Figure content listings
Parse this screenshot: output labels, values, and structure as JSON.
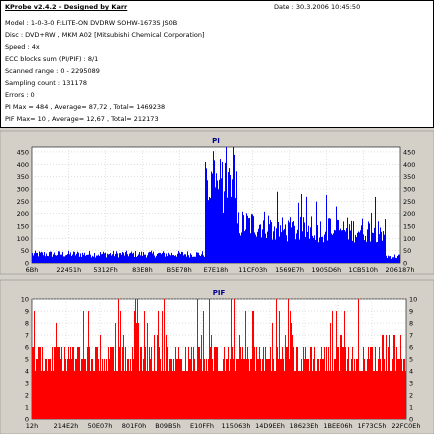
{
  "header": {
    "title": "KProbe v2.4.2 - Designed by Karr",
    "date_label": "Date : 30.3.2006 10:45:50"
  },
  "info_lines": [
    "Model : 1-0-3-0 F:LITE-ON DVDRW SOHW-1673S JS0B",
    "Disc : DVD+RW , MKM A02 [Mitsubishi Chemical Corporation]",
    "Speed : 4x",
    "ECC blocks sum (PI/PIF) : 8/1",
    "Scanned range : 0 - 2295089",
    "Sampling count : 131178",
    "Errors : 0",
    "PI Max = 484 , Average= 87,72 , Total= 1469238",
    "PIF Max= 10 , Average= 12,67 , Total= 212173"
  ],
  "colors": {
    "pi_bar": "#0000ff",
    "pif_bar": "#ff0000",
    "plot_bg": "#ffffff",
    "window_bg": "#d4d0c8",
    "title_text": "#00008b"
  },
  "chart_data": [
    {
      "type": "bar",
      "title": "PI",
      "xlabel": "",
      "ylabel": "",
      "ylim": [
        0,
        470
      ],
      "y_ticks": [
        0,
        50,
        100,
        150,
        200,
        250,
        300,
        350,
        400,
        450
      ],
      "x_tick_labels": [
        "6Bh",
        "22451h",
        "5312Fh",
        "83E8h",
        "B5E78h",
        "E7E18h",
        "11CF03h",
        "1569E7h",
        "1905D6h",
        "1CB510h",
        "206187h"
      ],
      "grid": true,
      "series": [
        {
          "segments": [
            {
              "from": 0.0,
              "to": 0.47,
              "value": 40
            },
            {
              "from": 0.47,
              "to": 0.555,
              "value": 350
            },
            {
              "from": 0.555,
              "to": 0.65,
              "value": 175
            },
            {
              "from": 0.65,
              "to": 0.96,
              "value": 150
            },
            {
              "from": 0.96,
              "to": 1.0,
              "value": 30
            }
          ],
          "max": 484
        }
      ]
    },
    {
      "type": "bar",
      "title": "PIF",
      "xlabel": "",
      "ylabel": "",
      "ylim": [
        0,
        10
      ],
      "y_ticks": [
        0,
        1,
        2,
        3,
        4,
        5,
        6,
        7,
        8,
        9,
        10
      ],
      "x_tick_labels": [
        "12h",
        "214E2h",
        "50E07h",
        "801F0h",
        "B09B5h",
        "E10FFh",
        "115063h",
        "14D9EEh",
        "18623Eh",
        "1BEE06h",
        "1F73C5h",
        "22FC0Eh"
      ],
      "grid": true,
      "series": [
        {
          "segments": [
            {
              "from": 0.0,
              "to": 1.0,
              "value": 5.5
            }
          ],
          "max": 10
        }
      ]
    }
  ]
}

TASK STATEMENT -> From the listing, copy each line containing the word "Total".

SOLUTION ->
    "PI Max = 484 , Average= 87,72 , Total= 1469238",
    "PIF Max= 10 , Average= 12,67 , Total= 212173"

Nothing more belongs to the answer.